_Brief_.
Extract and list every line that contains the word "индукция".

** BEGIN **

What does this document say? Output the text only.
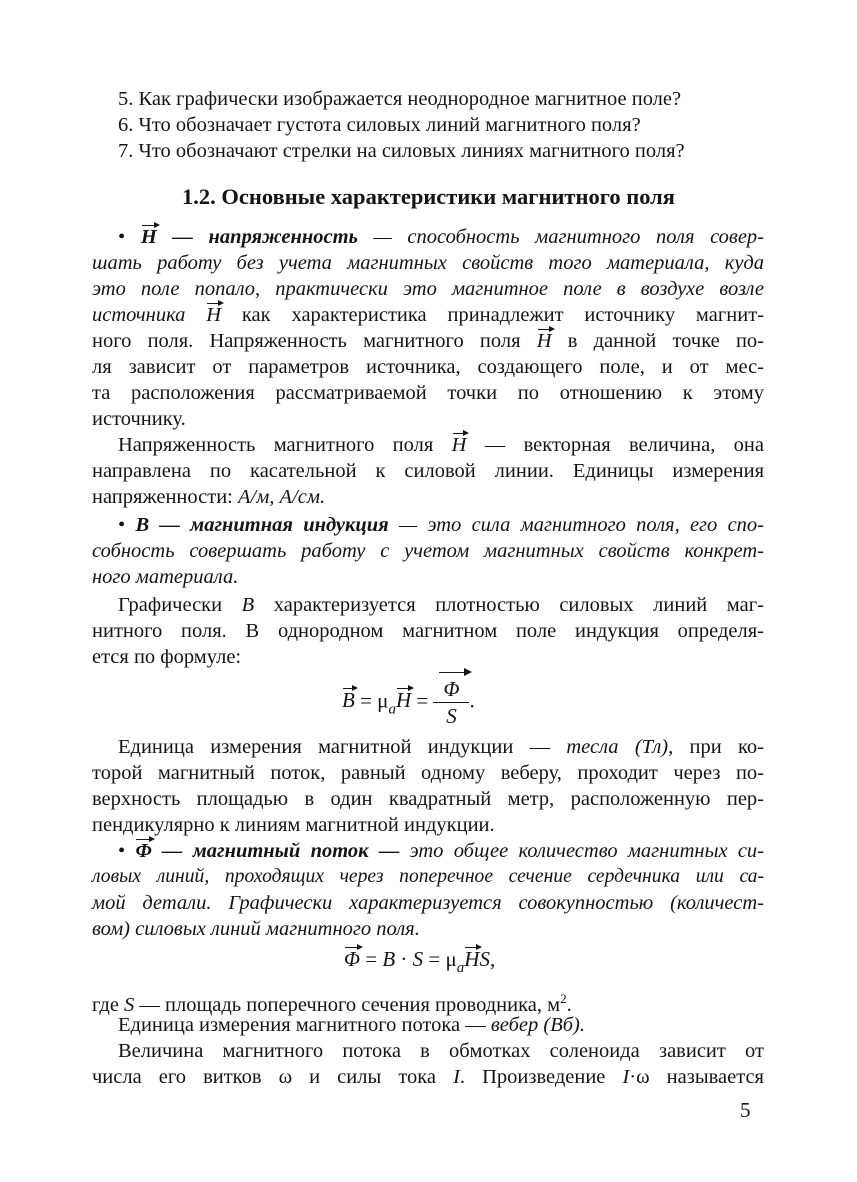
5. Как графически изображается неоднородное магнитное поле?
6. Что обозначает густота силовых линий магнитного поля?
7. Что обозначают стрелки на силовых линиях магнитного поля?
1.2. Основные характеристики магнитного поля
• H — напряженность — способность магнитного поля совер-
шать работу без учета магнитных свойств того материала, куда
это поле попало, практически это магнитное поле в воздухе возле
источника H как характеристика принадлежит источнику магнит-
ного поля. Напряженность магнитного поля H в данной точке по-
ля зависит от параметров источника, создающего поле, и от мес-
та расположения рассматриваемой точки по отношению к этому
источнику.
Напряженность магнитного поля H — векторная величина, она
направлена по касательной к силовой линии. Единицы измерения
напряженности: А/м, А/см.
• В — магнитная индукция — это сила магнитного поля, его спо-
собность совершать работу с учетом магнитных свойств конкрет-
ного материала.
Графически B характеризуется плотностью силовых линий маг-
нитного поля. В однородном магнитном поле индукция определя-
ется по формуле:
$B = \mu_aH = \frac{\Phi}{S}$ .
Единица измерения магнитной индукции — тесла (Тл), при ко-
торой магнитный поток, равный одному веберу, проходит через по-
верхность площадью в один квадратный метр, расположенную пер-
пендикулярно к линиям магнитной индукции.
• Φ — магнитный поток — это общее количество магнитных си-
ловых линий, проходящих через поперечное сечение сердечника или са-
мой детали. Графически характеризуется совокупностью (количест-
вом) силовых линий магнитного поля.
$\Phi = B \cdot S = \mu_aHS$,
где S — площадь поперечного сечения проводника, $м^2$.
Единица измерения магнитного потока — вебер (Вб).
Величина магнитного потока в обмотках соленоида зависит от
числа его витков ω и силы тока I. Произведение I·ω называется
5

** END **

_Response to the exercise_.
• В — магнитная индукция — это сила магнитного поля, его спо-
нитного поля. В однородном магнитном поле индукция определя-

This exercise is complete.